-------- Material supplied

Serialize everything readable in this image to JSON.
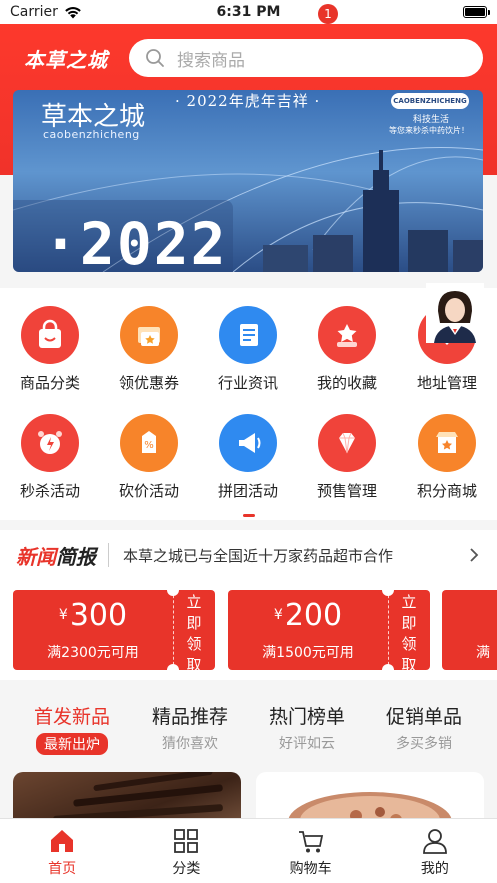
{
  "status_bar": {
    "carrier": "Carrier",
    "time": "6:31 PM"
  },
  "header": {
    "logo": "本草之城",
    "search_placeholder": "搜索商品"
  },
  "banner": {
    "title": "草本之城",
    "pinyin": "caobenzhicheng",
    "slogan": "· 2022年虎年吉祥 ·",
    "tag": "CAOBENZHICHENG",
    "sub1": "科技生活",
    "sub2": "等您来秒杀中药饮片！",
    "year": "·2022"
  },
  "categories": [
    {
      "label": "商品分类",
      "icon": "shopping-bag-icon",
      "color": "#f0433a"
    },
    {
      "label": "领优惠券",
      "icon": "coupon-icon",
      "color": "#f7842a"
    },
    {
      "label": "行业资讯",
      "icon": "document-icon",
      "color": "#2f8af0"
    },
    {
      "label": "我的收藏",
      "icon": "star-hand-icon",
      "color": "#f0433a"
    },
    {
      "label": "地址管理",
      "icon": "location-icon",
      "color": "#f0433a"
    },
    {
      "label": "秒杀活动",
      "icon": "alarm-clock-icon",
      "color": "#f0433a"
    },
    {
      "label": "砍价活动",
      "icon": "price-tag-icon",
      "color": "#f7842a"
    },
    {
      "label": "拼团活动",
      "icon": "megaphone-icon",
      "color": "#2f8af0"
    },
    {
      "label": "预售管理",
      "icon": "diamond-icon",
      "color": "#f0433a"
    },
    {
      "label": "积分商城",
      "icon": "store-icon",
      "color": "#f7842a"
    }
  ],
  "news": {
    "logo_a": "新闻",
    "logo_b": "简报",
    "headline": "本草之城已与全国近十万家药品超市合作"
  },
  "coupons": [
    {
      "currency": "¥",
      "amount": "300",
      "condition": "满2300元可用",
      "action": "立即领取"
    },
    {
      "currency": "¥",
      "amount": "200",
      "condition": "满1500元可用",
      "action": "立即领取"
    },
    {
      "currency": "",
      "amount": "",
      "condition": "满",
      "action": ""
    }
  ],
  "tabs": [
    {
      "title": "首发新品",
      "subtitle": "最新出炉"
    },
    {
      "title": "精品推荐",
      "subtitle": "猜你喜欢"
    },
    {
      "title": "热门榜单",
      "subtitle": "好评如云"
    },
    {
      "title": "促销单品",
      "subtitle": "多买多销"
    }
  ],
  "tabbar": [
    {
      "label": "首页",
      "icon": "home-icon"
    },
    {
      "label": "分类",
      "icon": "grid-icon"
    },
    {
      "label": "购物车",
      "icon": "cart-icon"
    },
    {
      "label": "我的",
      "icon": "user-icon"
    }
  ],
  "cart_count": "1",
  "colors": {
    "brand_red": "#e8342a",
    "banner_blue": "#3a6fb5"
  }
}
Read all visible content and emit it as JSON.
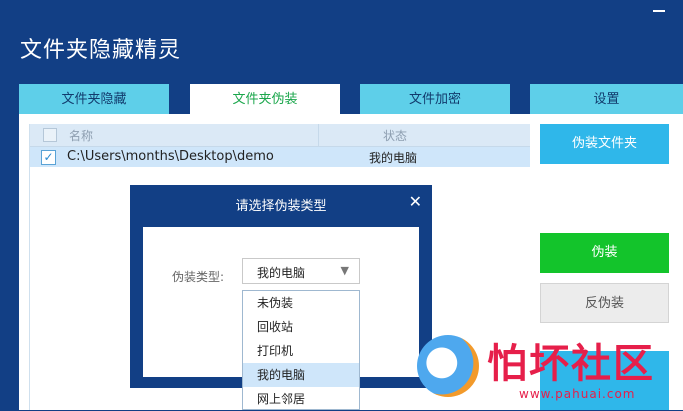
{
  "app": {
    "title": "文件夹隐藏精灵"
  },
  "tabs": [
    {
      "label": "文件夹隐藏",
      "active": false
    },
    {
      "label": "文件夹伪装",
      "active": true
    },
    {
      "label": "文件加密",
      "active": false
    },
    {
      "label": "设置",
      "active": false
    }
  ],
  "file_list": {
    "columns": [
      "名称",
      "状态"
    ],
    "rows": [
      {
        "checked": true,
        "path": "C:\\Users\\months\\Desktop\\demo",
        "status": "我的电脑"
      }
    ]
  },
  "buttons": {
    "disguise_folder": "伪装文件夹",
    "disguise": "伪装",
    "undisguise": "反伪装"
  },
  "dialog": {
    "title": "请选择伪装类型",
    "type_label": "伪装类型:",
    "selected_value": "我的电脑",
    "options": [
      "未伪装",
      "回收站",
      "打印机",
      "我的电脑",
      "网上邻居"
    ]
  },
  "watermark": {
    "text": "怕坏社区",
    "url": "www.pahuai.com"
  },
  "colors": {
    "window_bg": "#123f85",
    "tab_bg": "#5ecfe9",
    "tab_active_text": "#1aa64b",
    "primary_button": "#2fb7ea",
    "green_button": "#13c42b",
    "selected_row": "#cfe6fa",
    "watermark": "#e61f4a"
  },
  "icons": {
    "close": "close-icon",
    "dropdown_arrow": "triangle-down-icon",
    "checkbox": "check-icon"
  }
}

----------------

» **Task details**:
Retype the data above exactly; pictures are not part of the copy.

» **Correct result**:
Serialize everything readable in this image to JSON.
{
  "status_bar": {
    "carrier": "Carrier",
    "time": "6:31 PM"
  },
  "header": {
    "logo": "本草之城",
    "search_placeholder": "搜索商品"
  },
  "banner": {
    "title": "草本之城",
    "pinyin": "caobenzhicheng",
    "slogan": "· 2022年虎年吉祥 ·",
    "tag": "CAOBENZHICHENG",
    "sub1": "科技生活",
    "sub2": "等您来秒杀中药饮片！",
    "year": "·2022"
  },
  "categories": [
    {
      "label": "商品分类",
      "icon": "shopping-bag-icon",
      "color": "#f0433a"
    },
    {
      "label": "领优惠券",
      "icon": "coupon-icon",
      "color": "#f7842a"
    },
    {
      "label": "行业资讯",
      "icon": "document-icon",
      "color": "#2f8af0"
    },
    {
      "label": "我的收藏",
      "icon": "star-hand-icon",
      "color": "#f0433a"
    },
    {
      "label": "地址管理",
      "icon": "location-icon",
      "color": "#f0433a"
    },
    {
      "label": "秒杀活动",
      "icon": "alarm-clock-icon",
      "color": "#f0433a"
    },
    {
      "label": "砍价活动",
      "icon": "price-tag-icon",
      "color": "#f7842a"
    },
    {
      "label": "拼团活动",
      "icon": "megaphone-icon",
      "color": "#2f8af0"
    },
    {
      "label": "预售管理",
      "icon": "diamond-icon",
      "color": "#f0433a"
    },
    {
      "label": "积分商城",
      "icon": "store-icon",
      "color": "#f7842a"
    }
  ],
  "news": {
    "logo_a": "新闻",
    "logo_b": "简报",
    "headline": "本草之城已与全国近十万家药品超市合作"
  },
  "coupons": [
    {
      "currency": "¥",
      "amount": "300",
      "condition": "满2300元可用",
      "action": "立即领取"
    },
    {
      "currency": "¥",
      "amount": "200",
      "condition": "满1500元可用",
      "action": "立即领取"
    },
    {
      "currency": "",
      "amount": "",
      "condition": "满",
      "action": ""
    }
  ],
  "tabs": [
    {
      "title": "首发新品",
      "subtitle": "最新出炉"
    },
    {
      "title": "精品推荐",
      "subtitle": "猜你喜欢"
    },
    {
      "title": "热门榜单",
      "subtitle": "好评如云"
    },
    {
      "title": "促销单品",
      "subtitle": "多买多销"
    }
  ],
  "tabbar": [
    {
      "label": "首页",
      "icon": "home-icon"
    },
    {
      "label": "分类",
      "icon": "grid-icon"
    },
    {
      "label": "购物车",
      "icon": "cart-icon"
    },
    {
      "label": "我的",
      "icon": "user-icon"
    }
  ],
  "cart_count": "1",
  "colors": {
    "brand_red": "#e8342a",
    "banner_blue": "#3a6fb5"
  }
}
Read all visible content and emit it as JSON.
{
  "app": {
    "title": "文件夹隐藏精灵"
  },
  "tabs": [
    {
      "label": "文件夹隐藏",
      "active": false
    },
    {
      "label": "文件夹伪装",
      "active": true
    },
    {
      "label": "文件加密",
      "active": false
    },
    {
      "label": "设置",
      "active": false
    }
  ],
  "file_list": {
    "columns": [
      "名称",
      "状态"
    ],
    "rows": [
      {
        "checked": true,
        "path": "C:\\Users\\months\\Desktop\\demo",
        "status": "我的电脑"
      }
    ]
  },
  "buttons": {
    "disguise_folder": "伪装文件夹",
    "disguise": "伪装",
    "undisguise": "反伪装"
  },
  "dialog": {
    "title": "请选择伪装类型",
    "type_label": "伪装类型:",
    "selected_value": "我的电脑",
    "options": [
      "未伪装",
      "回收站",
      "打印机",
      "我的电脑",
      "网上邻居"
    ]
  },
  "watermark": {
    "text": "怕坏社区",
    "url": "www.pahuai.com"
  },
  "colors": {
    "window_bg": "#123f85",
    "tab_bg": "#5ecfe9",
    "tab_active_text": "#1aa64b",
    "primary_button": "#2fb7ea",
    "green_button": "#13c42b",
    "selected_row": "#cfe6fa",
    "watermark": "#e61f4a"
  },
  "icons": {
    "close": "close-icon",
    "dropdown_arrow": "triangle-down-icon",
    "checkbox": "check-icon"
  }
}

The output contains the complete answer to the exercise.